# Exercise prompt
Reproduce every line of the material below verbatim.

++++ Data records ++++

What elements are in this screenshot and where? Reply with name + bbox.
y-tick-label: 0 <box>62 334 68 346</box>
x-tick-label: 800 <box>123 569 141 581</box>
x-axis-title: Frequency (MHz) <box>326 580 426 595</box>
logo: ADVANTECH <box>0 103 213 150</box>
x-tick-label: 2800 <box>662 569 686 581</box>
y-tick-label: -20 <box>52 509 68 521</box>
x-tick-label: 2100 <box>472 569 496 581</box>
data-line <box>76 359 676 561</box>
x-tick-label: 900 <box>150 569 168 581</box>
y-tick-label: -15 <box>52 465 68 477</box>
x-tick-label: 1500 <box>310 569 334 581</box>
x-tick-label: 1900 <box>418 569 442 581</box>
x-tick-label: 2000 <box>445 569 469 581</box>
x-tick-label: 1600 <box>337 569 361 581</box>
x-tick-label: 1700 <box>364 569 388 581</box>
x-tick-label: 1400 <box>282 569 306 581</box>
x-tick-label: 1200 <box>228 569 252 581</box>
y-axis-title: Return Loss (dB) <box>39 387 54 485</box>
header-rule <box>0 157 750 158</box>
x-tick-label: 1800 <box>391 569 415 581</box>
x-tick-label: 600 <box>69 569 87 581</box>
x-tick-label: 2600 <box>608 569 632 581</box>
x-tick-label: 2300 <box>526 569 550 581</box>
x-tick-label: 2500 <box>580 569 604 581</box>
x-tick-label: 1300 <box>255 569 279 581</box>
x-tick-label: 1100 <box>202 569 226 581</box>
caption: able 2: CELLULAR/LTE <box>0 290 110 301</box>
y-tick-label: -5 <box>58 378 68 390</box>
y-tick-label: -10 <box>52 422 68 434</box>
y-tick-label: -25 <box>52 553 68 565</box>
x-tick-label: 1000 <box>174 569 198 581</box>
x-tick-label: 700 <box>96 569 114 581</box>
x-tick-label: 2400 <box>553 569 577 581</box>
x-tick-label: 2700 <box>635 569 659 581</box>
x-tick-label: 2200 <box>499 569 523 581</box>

++++

# Result
What elements are in this screenshot and where? Reply with name + bbox.
y-tick-label: 0 <box>62 334 68 346</box>
x-tick-label: 800 <box>123 569 141 581</box>
x-axis-title: Frequency (MHz) <box>326 580 426 595</box>
logo: ADVANTECH <box>0 103 213 150</box>
x-tick-label: 2800 <box>662 569 686 581</box>
y-tick-label: -20 <box>52 509 68 521</box>
x-tick-label: 2100 <box>472 569 496 581</box>
data-line <box>76 359 676 561</box>
x-tick-label: 900 <box>150 569 168 581</box>
y-tick-label: -15 <box>52 465 68 477</box>
x-tick-label: 1500 <box>310 569 334 581</box>
x-tick-label: 1900 <box>418 569 442 581</box>
x-tick-label: 2000 <box>445 569 469 581</box>
x-tick-label: 1600 <box>337 569 361 581</box>
x-tick-label: 1700 <box>364 569 388 581</box>
x-tick-label: 1400 <box>282 569 306 581</box>
x-tick-label: 1200 <box>228 569 252 581</box>
y-axis-title: Return Loss (dB) <box>39 387 54 485</box>
header-rule <box>0 157 750 158</box>
x-tick-label: 1800 <box>391 569 415 581</box>
x-tick-label: 600 <box>69 569 87 581</box>
x-tick-label: 2600 <box>608 569 632 581</box>
x-tick-label: 2300 <box>526 569 550 581</box>
x-tick-label: 2500 <box>580 569 604 581</box>
x-tick-label: 1300 <box>255 569 279 581</box>
x-tick-label: 1100 <box>202 569 226 581</box>
caption: able 2: CELLULAR/LTE <box>0 290 110 301</box>
y-tick-label: -5 <box>58 378 68 390</box>
y-tick-label: -10 <box>52 422 68 434</box>
y-tick-label: -25 <box>52 553 68 565</box>
x-tick-label: 1000 <box>174 569 198 581</box>
x-tick-label: 700 <box>96 569 114 581</box>
x-tick-label: 2400 <box>553 569 577 581</box>
x-tick-label: 2700 <box>635 569 659 581</box>
x-tick-label: 2200 <box>499 569 523 581</box>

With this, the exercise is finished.